Problem statement. Without the pictures, output the records below word for word.

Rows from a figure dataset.
# # # #

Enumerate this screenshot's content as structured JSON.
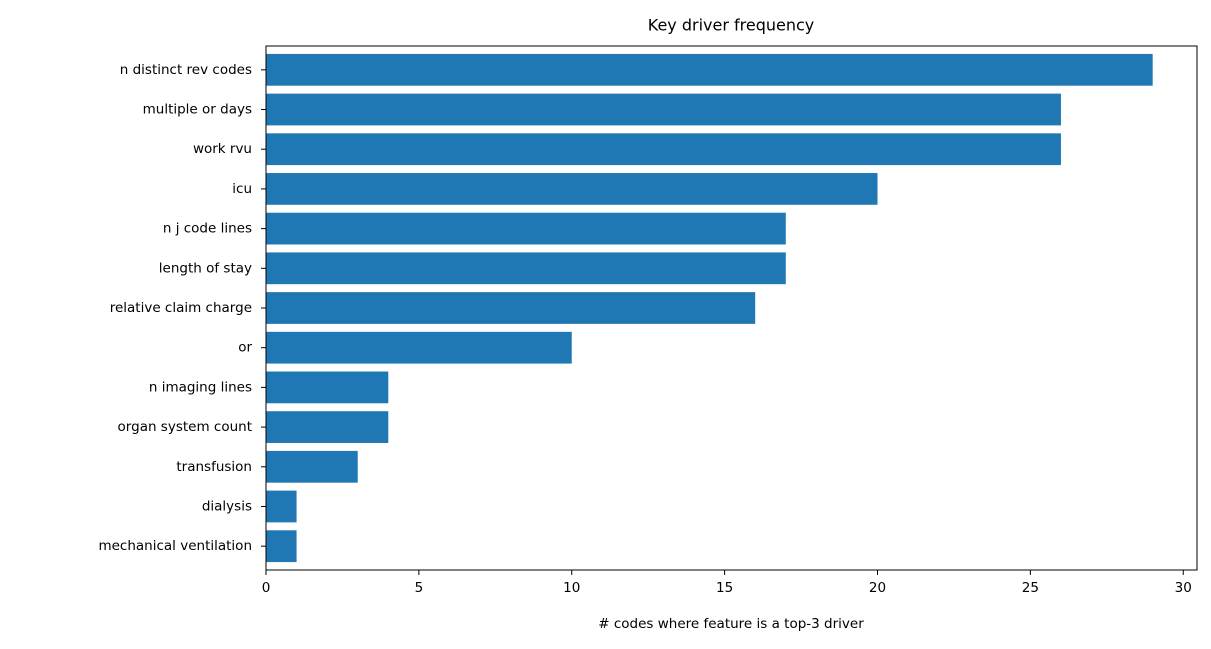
{
  "chart_data": {
    "type": "barh",
    "title": "Key driver frequency",
    "xlabel": "# codes where feature is a top-3 driver",
    "categories": [
      "n distinct rev codes",
      "multiple or days",
      "work rvu",
      "icu",
      "n j code lines",
      "length of stay",
      "relative claim charge",
      "or",
      "n imaging lines",
      "organ system count",
      "transfusion",
      "dialysis",
      "mechanical ventilation"
    ],
    "values": [
      29,
      26,
      26,
      20,
      17,
      17,
      16,
      10,
      4,
      4,
      3,
      1,
      1
    ],
    "color": "#1f77b4",
    "xlim": [
      0,
      30.45
    ],
    "xticks": [
      0,
      5,
      10,
      15,
      20,
      25,
      30
    ],
    "grid": false
  }
}
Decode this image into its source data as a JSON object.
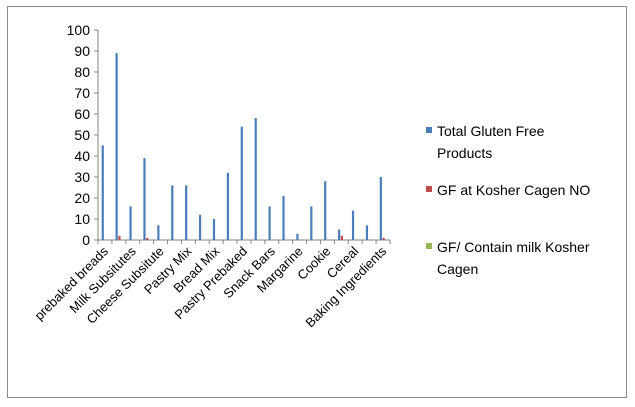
{
  "chart_data": {
    "type": "bar",
    "categories": [
      "prebaked breads",
      "",
      "Milk Subsitutes",
      "",
      "Cheese Subsitute",
      "",
      "Pastry Mix",
      "",
      "Bread Mix",
      "",
      "Pastry Prebaked",
      "",
      "Snack Bars",
      "",
      "Margarine",
      "",
      "Cookie",
      "",
      "Cereal",
      "",
      "Baking Ingredients"
    ],
    "series": [
      {
        "name": "Total Gluten Free Products",
        "color": "#4a7ebb",
        "values": [
          45,
          89,
          16,
          39,
          7,
          26,
          26,
          12,
          10,
          32,
          54,
          58,
          16,
          21,
          3,
          16,
          28,
          5,
          14,
          7,
          30
        ]
      },
      {
        "name": "GF at Kosher Cagen NO",
        "color": "#be4b48",
        "values": [
          0,
          2,
          0,
          1,
          0,
          0,
          0,
          0,
          0,
          0,
          0,
          0,
          0,
          0,
          0,
          0,
          0,
          2,
          0,
          0,
          1
        ]
      },
      {
        "name": "GF/ Contain milk  Kosher Cagen",
        "color": "#98b954",
        "values": [
          0,
          0,
          0,
          0,
          0,
          0,
          0,
          0,
          0,
          0,
          0,
          0,
          0,
          0,
          0,
          0,
          0,
          0,
          0,
          0,
          0
        ]
      }
    ],
    "ylim": [
      0,
      100
    ],
    "yticks": [
      0,
      10,
      20,
      30,
      40,
      50,
      60,
      70,
      80,
      90,
      100
    ],
    "grid": false,
    "legend_position": "right",
    "legend": [
      {
        "lines": [
          "Total Gluten Free",
          "Products"
        ],
        "color": "#4a7ebb"
      },
      {
        "lines": [
          "GF at Kosher Cagen NO"
        ],
        "color": "#be4b48"
      },
      {
        "lines": [
          "GF/ Contain milk  Kosher",
          "Cagen"
        ],
        "color": "#98b954"
      }
    ]
  }
}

# # # #

Task solution.
Enumerate this screenshot's content as structured JSON.
{
  "chart_data": {
    "type": "barh",
    "title": "Key driver frequency",
    "xlabel": "# codes where feature is a top-3 driver",
    "categories": [
      "n distinct rev codes",
      "multiple or days",
      "work rvu",
      "icu",
      "n j code lines",
      "length of stay",
      "relative claim charge",
      "or",
      "n imaging lines",
      "organ system count",
      "transfusion",
      "dialysis",
      "mechanical ventilation"
    ],
    "values": [
      29,
      26,
      26,
      20,
      17,
      17,
      16,
      10,
      4,
      4,
      3,
      1,
      1
    ],
    "color": "#1f77b4",
    "xlim": [
      0,
      30.45
    ],
    "xticks": [
      0,
      5,
      10,
      15,
      20,
      25,
      30
    ],
    "grid": false
  }
}
Decode this image into its source data as a JSON object.
{
  "chart_data": {
    "type": "bar",
    "categories": [
      "prebaked breads",
      "",
      "Milk Subsitutes",
      "",
      "Cheese Subsitute",
      "",
      "Pastry Mix",
      "",
      "Bread Mix",
      "",
      "Pastry Prebaked",
      "",
      "Snack Bars",
      "",
      "Margarine",
      "",
      "Cookie",
      "",
      "Cereal",
      "",
      "Baking Ingredients"
    ],
    "series": [
      {
        "name": "Total Gluten Free Products",
        "color": "#4a7ebb",
        "values": [
          45,
          89,
          16,
          39,
          7,
          26,
          26,
          12,
          10,
          32,
          54,
          58,
          16,
          21,
          3,
          16,
          28,
          5,
          14,
          7,
          30
        ]
      },
      {
        "name": "GF at Kosher Cagen NO",
        "color": "#be4b48",
        "values": [
          0,
          2,
          0,
          1,
          0,
          0,
          0,
          0,
          0,
          0,
          0,
          0,
          0,
          0,
          0,
          0,
          0,
          2,
          0,
          0,
          1
        ]
      },
      {
        "name": "GF/ Contain milk  Kosher Cagen",
        "color": "#98b954",
        "values": [
          0,
          0,
          0,
          0,
          0,
          0,
          0,
          0,
          0,
          0,
          0,
          0,
          0,
          0,
          0,
          0,
          0,
          0,
          0,
          0,
          0
        ]
      }
    ],
    "ylim": [
      0,
      100
    ],
    "yticks": [
      0,
      10,
      20,
      30,
      40,
      50,
      60,
      70,
      80,
      90,
      100
    ],
    "grid": false,
    "legend_position": "right",
    "legend": [
      {
        "lines": [
          "Total Gluten Free",
          "Products"
        ],
        "color": "#4a7ebb"
      },
      {
        "lines": [
          "GF at Kosher Cagen NO"
        ],
        "color": "#be4b48"
      },
      {
        "lines": [
          "GF/ Contain milk  Kosher",
          "Cagen"
        ],
        "color": "#98b954"
      }
    ]
  }
}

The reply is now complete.